• _Material for this task_
━━━━━━━━━━━━━━━━━━━━━━━━━━━━━━

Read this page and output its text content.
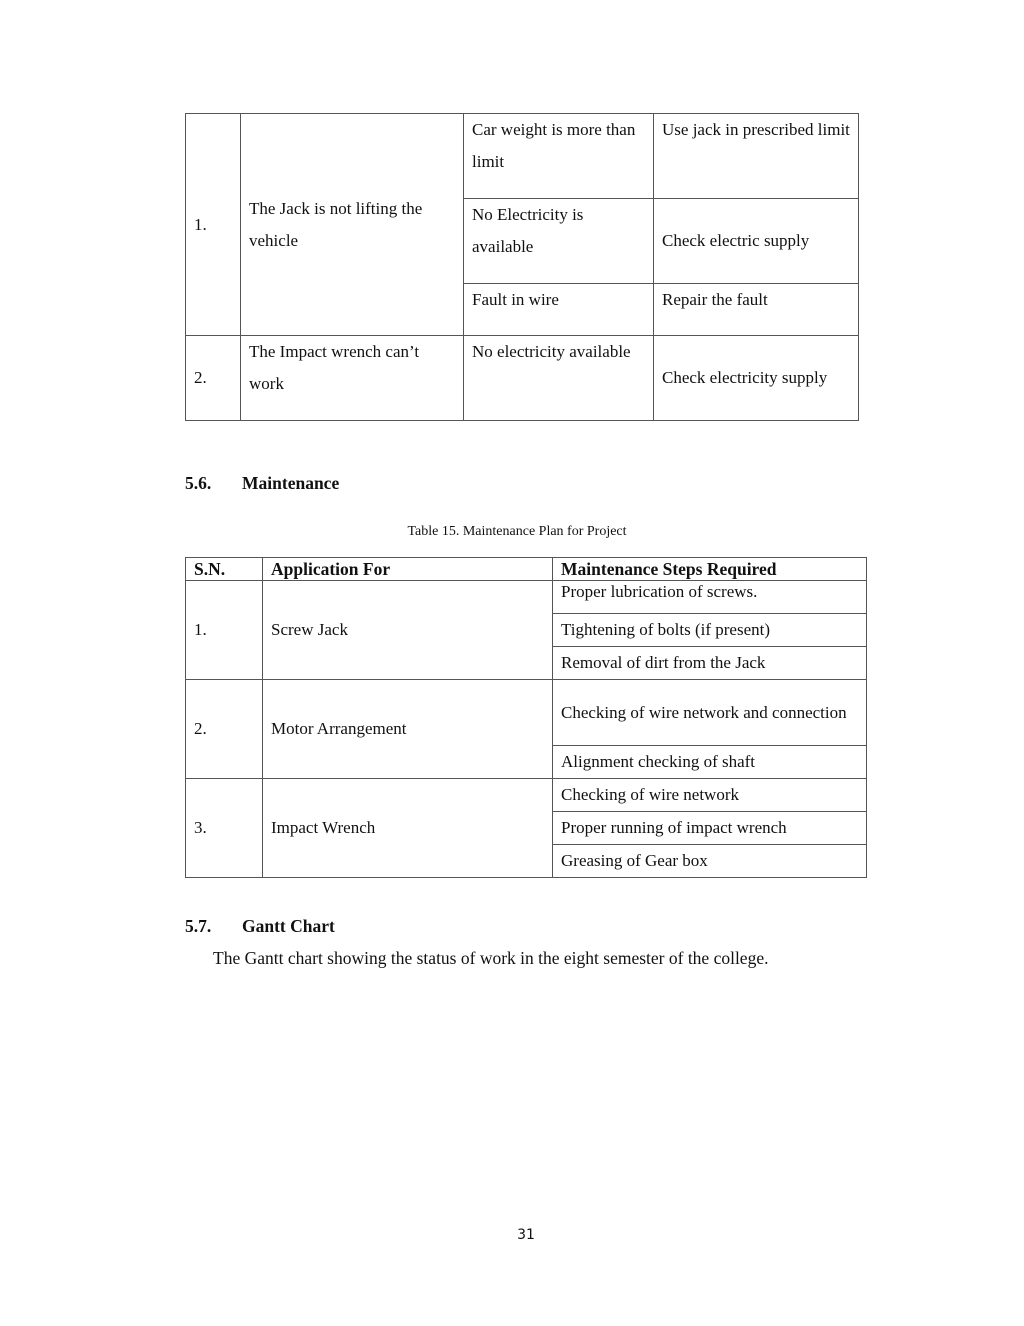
1.	The Jack is not lifting the vehicle	Car weight is more than limit	Use jack in prescribed limit
		No Electricity is available	Check electric supply
		Fault in wire	Repair the fault
2.	The Impact wrench can’t work	No electricity available	Check electricity supply
5.6. Maintenance
Table 15. Maintenance Plan for Project
S.N.	Application For	Maintenance Steps Required
1.	Screw Jack	Proper lubrication of screws.
		Tightening of bolts (if present)
		Removal of dirt from the Jack
2.	Motor Arrangement	Checking of wire network and connection
		Alignment checking of shaft
3.	Impact Wrench	Checking of wire network
		Proper running of impact wrench
		Greasing of Gear box
5.7. Gantt Chart
The Gantt chart showing the status of work in the eight semester of the college.
31
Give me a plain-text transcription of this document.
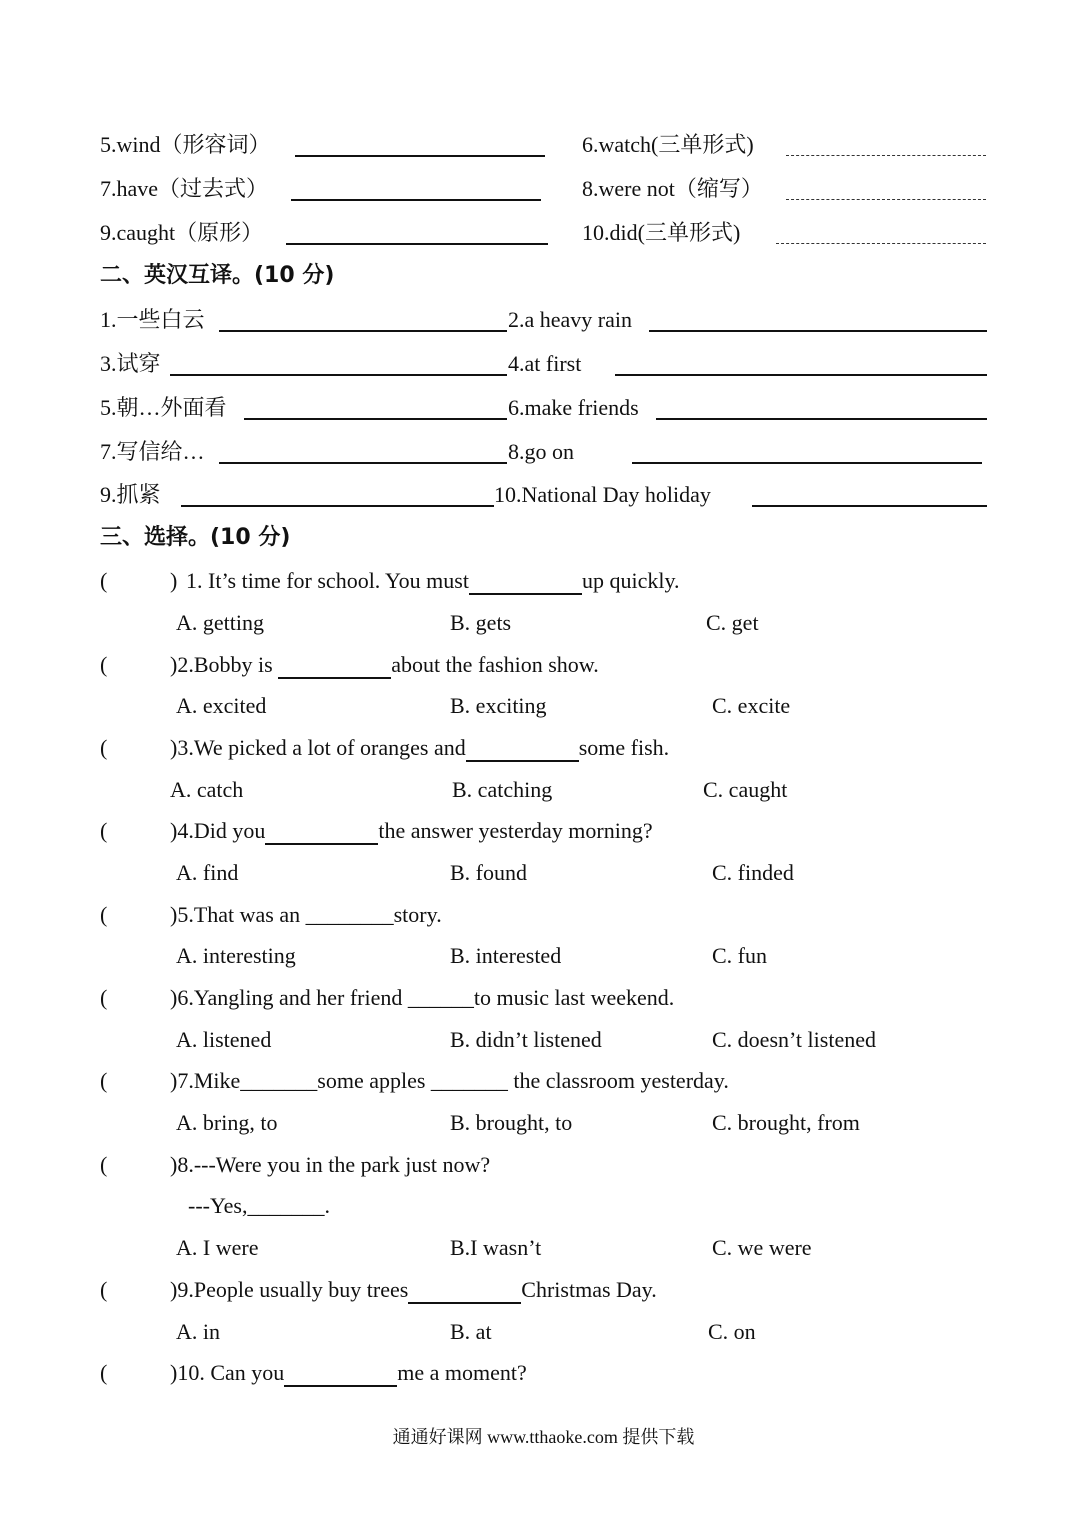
5.wind（形容词）	6.watch(三单形式)
7.have（过去式）	8.were not（缩写）
9.caught（原形）	10.did(三单形式)
二、英汉互译。(10 分)
1.一些白云	2.a heavy rain
3.试穿	4.at first
5.朝…外面看	6.make friends
7.写信给…	8.go on
9.抓紧	10.National Day holiday
三、选择。(10 分)
(	) 1. It’s time for school. You must	up quickly.
A. getting	B. gets	C. get
(	)2.Bobby is	about the fashion show.
A. excited	B. exciting	C. excite
(	)3.We picked a lot of oranges and	some fish.
A. catch	B. catching	C. caught
(	)4.Did you	the answer yesterday morning?
A. find	B. found	C. finded
(	)5.That was an ________story.
A. interesting	B. interested	C. fun
(	)6.Yangling and her friend ______to music last weekend.
A. listened	B. didn’t listened	C. doesn’t listened
(	)7.Mike_______some apples _______ the classroom yesterday.
A. bring, to	B. brought, to	C. brought, from
(	)8.---Were you in the park just now?
---Yes,_______.
A. I were	B.I wasn’t	C. we were
(	)9.People usually buy trees	Christmas Day.
A. in	B. at	C. on
(	)10. Can you	me a moment?
通通好课网 www.tthaoke.com 提供下载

━━━━━━━━━━━━━━━━━━━━━━━━━━━━━━

• _Task brief_
Without the pictures, restate all of the entries above verbatim.

• _Correct result_
Read this page and output its text content.
1.	The Jack is not lifting the vehicle	Car weight is more than limit	Use jack in prescribed limit
		No Electricity is available	Check electric supply
		Fault in wire	Repair the fault
2.	The Impact wrench can’t work	No electricity available	Check electricity supply
5.6. Maintenance
Table 15. Maintenance Plan for Project
S.N.	Application For	Maintenance Steps Required
1.	Screw Jack	Proper lubrication of screws.
		Tightening of bolts (if present)
		Removal of dirt from the Jack
2.	Motor Arrangement	Checking of wire network and connection
		Alignment checking of shaft
3.	Impact Wrench	Checking of wire network
		Proper running of impact wrench
		Greasing of Gear box
5.7. Gantt Chart
The Gantt chart showing the status of work in the eight semester of the college.
31
Give me a plain-text transcription of this document.
5.wind（形容词）	6.watch(三单形式)
7.have（过去式）	8.were not（缩写）
9.caught（原形）	10.did(三单形式)
二、英汉互译。(10 分)
1.一些白云	2.a heavy rain
3.试穿	4.at first
5.朝…外面看	6.make friends
7.写信给…	8.go on
9.抓紧	10.National Day holiday
三、选择。(10 分)
(	) 1. It’s time for school. You must	up quickly.
A. getting	B. gets	C. get
(	)2.Bobby is	about the fashion show.
A. excited	B. exciting	C. excite
(	)3.We picked a lot of oranges and	some fish.
A. catch	B. catching	C. caught
(	)4.Did you	the answer yesterday morning?
A. find	B. found	C. finded
(	)5.That was an ________story.
A. interesting	B. interested	C. fun
(	)6.Yangling and her friend ______to music last weekend.
A. listened	B. didn’t listened	C. doesn’t listened
(	)7.Mike_______some apples _______ the classroom yesterday.
A. bring, to	B. brought, to	C. brought, from
(	)8.---Were you in the park just now?
---Yes,_______.
A. I were	B.I wasn’t	C. we were
(	)9.People usually buy trees	Christmas Day.
A. in	B. at	C. on
(	)10. Can you	me a moment?
通通好课网 www.tthaoke.com 提供下载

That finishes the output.